EXERCISE INPUTS =
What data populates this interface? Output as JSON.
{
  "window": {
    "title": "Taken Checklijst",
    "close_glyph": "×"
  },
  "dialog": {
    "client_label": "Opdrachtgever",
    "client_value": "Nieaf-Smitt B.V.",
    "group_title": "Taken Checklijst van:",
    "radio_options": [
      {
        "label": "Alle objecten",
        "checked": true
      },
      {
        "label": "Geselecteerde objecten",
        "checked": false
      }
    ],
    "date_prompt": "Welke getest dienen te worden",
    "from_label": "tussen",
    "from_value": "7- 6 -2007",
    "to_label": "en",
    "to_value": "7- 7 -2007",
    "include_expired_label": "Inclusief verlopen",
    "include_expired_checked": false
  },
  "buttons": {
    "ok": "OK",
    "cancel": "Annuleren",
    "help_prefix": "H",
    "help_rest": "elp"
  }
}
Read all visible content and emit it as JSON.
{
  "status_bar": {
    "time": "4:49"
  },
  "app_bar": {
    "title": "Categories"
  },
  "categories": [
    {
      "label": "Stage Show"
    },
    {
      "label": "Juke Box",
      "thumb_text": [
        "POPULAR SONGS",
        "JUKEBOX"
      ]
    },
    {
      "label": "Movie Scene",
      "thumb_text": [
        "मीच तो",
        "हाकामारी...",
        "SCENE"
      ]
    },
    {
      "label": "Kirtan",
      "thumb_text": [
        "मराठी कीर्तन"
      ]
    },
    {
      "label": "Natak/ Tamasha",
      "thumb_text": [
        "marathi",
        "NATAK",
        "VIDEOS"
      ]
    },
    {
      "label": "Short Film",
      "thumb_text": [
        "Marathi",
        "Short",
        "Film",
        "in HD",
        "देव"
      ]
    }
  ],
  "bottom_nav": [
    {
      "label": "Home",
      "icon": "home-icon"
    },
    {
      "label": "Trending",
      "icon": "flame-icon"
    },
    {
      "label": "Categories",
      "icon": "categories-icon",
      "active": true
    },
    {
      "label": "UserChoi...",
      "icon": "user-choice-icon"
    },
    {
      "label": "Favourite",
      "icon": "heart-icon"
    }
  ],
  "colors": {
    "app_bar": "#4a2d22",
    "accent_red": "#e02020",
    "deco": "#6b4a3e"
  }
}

WRITTEN INSTRUCTION = Faithfully copy every entry, leaving nothing out.

OUTPUT OF THE EXERCISE =
What data populates this interface? Output as JSON.
{
  "window": {
    "title": "Taken Checklijst",
    "close_glyph": "×"
  },
  "dialog": {
    "client_label": "Opdrachtgever",
    "client_value": "Nieaf-Smitt B.V.",
    "group_title": "Taken Checklijst van:",
    "radio_options": [
      {
        "label": "Alle objecten",
        "checked": true
      },
      {
        "label": "Geselecteerde objecten",
        "checked": false
      }
    ],
    "date_prompt": "Welke getest dienen te worden",
    "from_label": "tussen",
    "from_value": "7- 6 -2007",
    "to_label": "en",
    "to_value": "7- 7 -2007",
    "include_expired_label": "Inclusief verlopen",
    "include_expired_checked": false
  },
  "buttons": {
    "ok": "OK",
    "cancel": "Annuleren",
    "help_prefix": "H",
    "help_rest": "elp"
  }
}
Read all visible content and emit it as JSON.
{
  "status_bar": {
    "time": "4:49"
  },
  "app_bar": {
    "title": "Categories"
  },
  "categories": [
    {
      "label": "Stage Show"
    },
    {
      "label": "Juke Box",
      "thumb_text": [
        "POPULAR SONGS",
        "JUKEBOX"
      ]
    },
    {
      "label": "Movie Scene",
      "thumb_text": [
        "मीच तो",
        "हाकामारी...",
        "SCENE"
      ]
    },
    {
      "label": "Kirtan",
      "thumb_text": [
        "मराठी कीर्तन"
      ]
    },
    {
      "label": "Natak/ Tamasha",
      "thumb_text": [
        "marathi",
        "NATAK",
        "VIDEOS"
      ]
    },
    {
      "label": "Short Film",
      "thumb_text": [
        "Marathi",
        "Short",
        "Film",
        "in HD",
        "देव"
      ]
    }
  ],
  "bottom_nav": [
    {
      "label": "Home",
      "icon": "home-icon"
    },
    {
      "label": "Trending",
      "icon": "flame-icon"
    },
    {
      "label": "Categories",
      "icon": "categories-icon",
      "active": true
    },
    {
      "label": "UserChoi...",
      "icon": "user-choice-icon"
    },
    {
      "label": "Favourite",
      "icon": "heart-icon"
    }
  ],
  "colors": {
    "app_bar": "#4a2d22",
    "accent_red": "#e02020",
    "deco": "#6b4a3e"
  }
}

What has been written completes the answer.